WRITTEN EXERCISE: Please give the data below again in full, exactly as it stands.

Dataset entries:
+ + + +
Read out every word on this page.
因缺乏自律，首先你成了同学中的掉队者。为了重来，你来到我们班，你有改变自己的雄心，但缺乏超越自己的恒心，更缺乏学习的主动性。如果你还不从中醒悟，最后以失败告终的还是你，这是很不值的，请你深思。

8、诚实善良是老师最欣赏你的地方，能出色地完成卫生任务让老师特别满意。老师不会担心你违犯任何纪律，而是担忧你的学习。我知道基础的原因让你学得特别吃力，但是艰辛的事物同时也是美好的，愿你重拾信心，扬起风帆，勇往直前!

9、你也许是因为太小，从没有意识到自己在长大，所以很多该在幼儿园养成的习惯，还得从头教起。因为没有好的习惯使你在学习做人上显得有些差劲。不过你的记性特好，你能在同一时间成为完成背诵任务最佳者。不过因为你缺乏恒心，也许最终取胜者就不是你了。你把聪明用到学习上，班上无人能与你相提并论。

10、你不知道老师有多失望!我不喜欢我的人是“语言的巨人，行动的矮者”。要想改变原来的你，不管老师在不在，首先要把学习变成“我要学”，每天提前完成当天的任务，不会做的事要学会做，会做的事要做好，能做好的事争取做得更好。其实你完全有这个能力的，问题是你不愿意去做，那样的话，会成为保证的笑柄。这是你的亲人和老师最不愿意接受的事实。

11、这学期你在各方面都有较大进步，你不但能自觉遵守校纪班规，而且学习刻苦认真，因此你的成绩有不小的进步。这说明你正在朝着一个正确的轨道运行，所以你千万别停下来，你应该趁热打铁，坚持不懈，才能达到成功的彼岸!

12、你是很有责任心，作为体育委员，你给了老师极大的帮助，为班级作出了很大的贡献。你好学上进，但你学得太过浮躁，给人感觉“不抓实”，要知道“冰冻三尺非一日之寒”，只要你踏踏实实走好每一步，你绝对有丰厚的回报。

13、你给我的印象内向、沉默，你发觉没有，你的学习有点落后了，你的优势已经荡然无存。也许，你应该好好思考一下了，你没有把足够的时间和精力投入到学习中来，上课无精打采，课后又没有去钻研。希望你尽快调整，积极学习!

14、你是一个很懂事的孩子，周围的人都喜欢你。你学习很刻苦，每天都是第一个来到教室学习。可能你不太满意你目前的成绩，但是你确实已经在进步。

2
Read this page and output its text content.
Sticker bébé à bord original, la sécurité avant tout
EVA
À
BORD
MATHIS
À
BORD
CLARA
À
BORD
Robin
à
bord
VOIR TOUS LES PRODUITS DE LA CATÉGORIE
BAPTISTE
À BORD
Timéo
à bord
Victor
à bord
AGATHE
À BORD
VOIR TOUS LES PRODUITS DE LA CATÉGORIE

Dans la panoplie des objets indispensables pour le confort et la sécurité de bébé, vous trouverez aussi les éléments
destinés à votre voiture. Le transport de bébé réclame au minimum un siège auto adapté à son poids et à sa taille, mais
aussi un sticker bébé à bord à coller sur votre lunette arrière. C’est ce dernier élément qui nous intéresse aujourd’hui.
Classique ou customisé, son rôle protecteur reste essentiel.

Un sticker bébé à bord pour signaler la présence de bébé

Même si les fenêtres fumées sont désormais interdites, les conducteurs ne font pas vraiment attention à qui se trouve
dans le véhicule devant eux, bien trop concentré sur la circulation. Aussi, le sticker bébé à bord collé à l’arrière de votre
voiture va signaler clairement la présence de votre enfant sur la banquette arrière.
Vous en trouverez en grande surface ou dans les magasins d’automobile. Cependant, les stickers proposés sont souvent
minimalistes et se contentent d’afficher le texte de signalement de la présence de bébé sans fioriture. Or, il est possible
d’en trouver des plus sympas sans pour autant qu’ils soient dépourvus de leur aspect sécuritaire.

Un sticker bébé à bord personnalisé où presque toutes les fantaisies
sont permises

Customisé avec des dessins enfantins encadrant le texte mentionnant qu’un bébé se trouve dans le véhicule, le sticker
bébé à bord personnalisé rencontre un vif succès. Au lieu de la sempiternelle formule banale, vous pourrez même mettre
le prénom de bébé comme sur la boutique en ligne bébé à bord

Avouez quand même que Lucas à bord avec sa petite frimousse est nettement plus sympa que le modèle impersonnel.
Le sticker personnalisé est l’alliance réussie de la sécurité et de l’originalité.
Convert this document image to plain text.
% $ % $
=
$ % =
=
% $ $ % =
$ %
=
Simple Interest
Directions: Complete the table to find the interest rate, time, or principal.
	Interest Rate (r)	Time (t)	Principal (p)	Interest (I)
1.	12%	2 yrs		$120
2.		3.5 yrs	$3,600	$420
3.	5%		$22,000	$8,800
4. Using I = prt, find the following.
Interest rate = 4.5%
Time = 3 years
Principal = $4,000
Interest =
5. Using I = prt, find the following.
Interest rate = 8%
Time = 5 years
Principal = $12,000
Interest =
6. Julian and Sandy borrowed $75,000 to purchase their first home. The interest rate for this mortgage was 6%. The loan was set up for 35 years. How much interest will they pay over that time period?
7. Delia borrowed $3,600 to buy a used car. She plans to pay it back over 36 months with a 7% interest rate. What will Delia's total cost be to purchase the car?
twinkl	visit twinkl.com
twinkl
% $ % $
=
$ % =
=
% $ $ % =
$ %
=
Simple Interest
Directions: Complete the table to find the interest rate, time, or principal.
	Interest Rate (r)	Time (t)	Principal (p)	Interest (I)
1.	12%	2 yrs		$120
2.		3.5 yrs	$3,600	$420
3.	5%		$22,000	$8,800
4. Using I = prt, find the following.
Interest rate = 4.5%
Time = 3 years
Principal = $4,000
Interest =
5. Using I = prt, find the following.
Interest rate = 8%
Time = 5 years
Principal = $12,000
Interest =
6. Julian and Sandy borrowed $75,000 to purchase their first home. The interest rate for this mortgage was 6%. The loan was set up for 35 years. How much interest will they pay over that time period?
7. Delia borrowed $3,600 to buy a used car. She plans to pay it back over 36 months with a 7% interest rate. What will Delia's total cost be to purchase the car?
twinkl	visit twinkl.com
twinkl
+ + + +
COMPLETED EXERCISE:
Read out every word on this page.
因缺乏自律，首先你成了同学中的掉队者。为了重来，你来到我们班，你有改变自己的雄心，但缺乏超越自己的恒心，更缺乏学习的主动性。如果你还不从中醒悟，最后以失败告终的还是你，这是很不值的，请你深思。

8、诚实善良是老师最欣赏你的地方，能出色地完成卫生任务让老师特别满意。老师不会担心你违犯任何纪律，而是担忧你的学习。我知道基础的原因让你学得特别吃力，但是艰辛的事物同时也是美好的，愿你重拾信心，扬起风帆，勇往直前!

9、你也许是因为太小，从没有意识到自己在长大，所以很多该在幼儿园养成的习惯，还得从头教起。因为没有好的习惯使你在学习做人上显得有些差劲。不过你的记性特好，你能在同一时间成为完成背诵任务最佳者。不过因为你缺乏恒心，也许最终取胜者就不是你了。你把聪明用到学习上，班上无人能与你相提并论。

10、你不知道老师有多失望!我不喜欢我的人是“语言的巨人，行动的矮者”。要想改变原来的你，不管老师在不在，首先要把学习变成“我要学”，每天提前完成当天的任务，不会做的事要学会做，会做的事要做好，能做好的事争取做得更好。其实你完全有这个能力的，问题是你不愿意去做，那样的话，会成为保证的笑柄。这是你的亲人和老师最不愿意接受的事实。

11、这学期你在各方面都有较大进步，你不但能自觉遵守校纪班规，而且学习刻苦认真，因此你的成绩有不小的进步。这说明你正在朝着一个正确的轨道运行，所以你千万别停下来，你应该趁热打铁，坚持不懈，才能达到成功的彼岸!

12、你是很有责任心，作为体育委员，你给了老师极大的帮助，为班级作出了很大的贡献。你好学上进，但你学得太过浮躁，给人感觉“不抓实”，要知道“冰冻三尺非一日之寒”，只要你踏踏实实走好每一步，你绝对有丰厚的回报。

13、你给我的印象内向、沉默，你发觉没有，你的学习有点落后了，你的优势已经荡然无存。也许，你应该好好思考一下了，你没有把足够的时间和精力投入到学习中来，上课无精打采，课后又没有去钻研。希望你尽快调整，积极学习!

14、你是一个很懂事的孩子，周围的人都喜欢你。你学习很刻苦，每天都是第一个来到教室学习。可能你不太满意你目前的成绩，但是你确实已经在进步。

2
Read this page and output its text content.
Sticker bébé à bord original, la sécurité avant tout
EVA
À
BORD
MATHIS
À
BORD
CLARA
À
BORD
Robin
à
bord
VOIR TOUS LES PRODUITS DE LA CATÉGORIE
BAPTISTE
À BORD
Timéo
à bord
Victor
à bord
AGATHE
À BORD
VOIR TOUS LES PRODUITS DE LA CATÉGORIE

Dans la panoplie des objets indispensables pour le confort et la sécurité de bébé, vous trouverez aussi les éléments
destinés à votre voiture. Le transport de bébé réclame au minimum un siège auto adapté à son poids et à sa taille, mais
aussi un sticker bébé à bord à coller sur votre lunette arrière. C’est ce dernier élément qui nous intéresse aujourd’hui.
Classique ou customisé, son rôle protecteur reste essentiel.

Un sticker bébé à bord pour signaler la présence de bébé

Même si les fenêtres fumées sont désormais interdites, les conducteurs ne font pas vraiment attention à qui se trouve
dans le véhicule devant eux, bien trop concentré sur la circulation. Aussi, le sticker bébé à bord collé à l’arrière de votre
voiture va signaler clairement la présence de votre enfant sur la banquette arrière.
Vous en trouverez en grande surface ou dans les magasins d’automobile. Cependant, les stickers proposés sont souvent
minimalistes et se contentent d’afficher le texte de signalement de la présence de bébé sans fioriture. Or, il est possible
d’en trouver des plus sympas sans pour autant qu’ils soient dépourvus de leur aspect sécuritaire.

Un sticker bébé à bord personnalisé où presque toutes les fantaisies
sont permises

Customisé avec des dessins enfantins encadrant le texte mentionnant qu’un bébé se trouve dans le véhicule, le sticker
bébé à bord personnalisé rencontre un vif succès. Au lieu de la sempiternelle formule banale, vous pourrez même mettre
le prénom de bébé comme sur la boutique en ligne bébé à bord

Avouez quand même que Lucas à bord avec sa petite frimousse est nettement plus sympa que le modèle impersonnel.
Le sticker personnalisé est l’alliance réussie de la sécurité et de l’originalité.
Convert this document image to plain text.
% $ % $
=
$ % =
=
% $ $ % =
$ %
=
Simple Interest
Directions: Complete the table to find the interest rate, time, or principal.
	Interest Rate (r)	Time (t)	Principal (p)	Interest (I)
1.	12%	2 yrs		$120
2.		3.5 yrs	$3,600	$420
3.	5%		$22,000	$8,800
4. Using I = prt, find the following.
Interest rate = 4.5%
Time = 3 years
Principal = $4,000
Interest =
5. Using I = prt, find the following.
Interest rate = 8%
Time = 5 years
Principal = $12,000
Interest =
6. Julian and Sandy borrowed $75,000 to purchase their first home. The interest rate for this mortgage was 6%. The loan was set up for 35 years. How much interest will they pay over that time period?
7. Delia borrowed $3,600 to buy a used car. She plans to pay it back over 36 months with a 7% interest rate. What will Delia's total cost be to purchase the car?
twinkl	visit twinkl.com
twinkl
% $ % $
=
$ % =
=
% $ $ % =
$ %
=
Simple Interest
Directions: Complete the table to find the interest rate, time, or principal.
	Interest Rate (r)	Time (t)	Principal (p)	Interest (I)
1.	12%	2 yrs		$120
2.		3.5 yrs	$3,600	$420
3.	5%		$22,000	$8,800
4. Using I = prt, find the following.
Interest rate = 4.5%
Time = 3 years
Principal = $4,000
Interest =
5. Using I = prt, find the following.
Interest rate = 8%
Time = 5 years
Principal = $12,000
Interest =
6. Julian and Sandy borrowed $75,000 to purchase their first home. The interest rate for this mortgage was 6%. The loan was set up for 35 years. How much interest will they pay over that time period?
7. Delia borrowed $3,600 to buy a used car. She plans to pay it back over 36 months with a 7% interest rate. What will Delia's total cost be to purchase the car?
twinkl	visit twinkl.com
twinkl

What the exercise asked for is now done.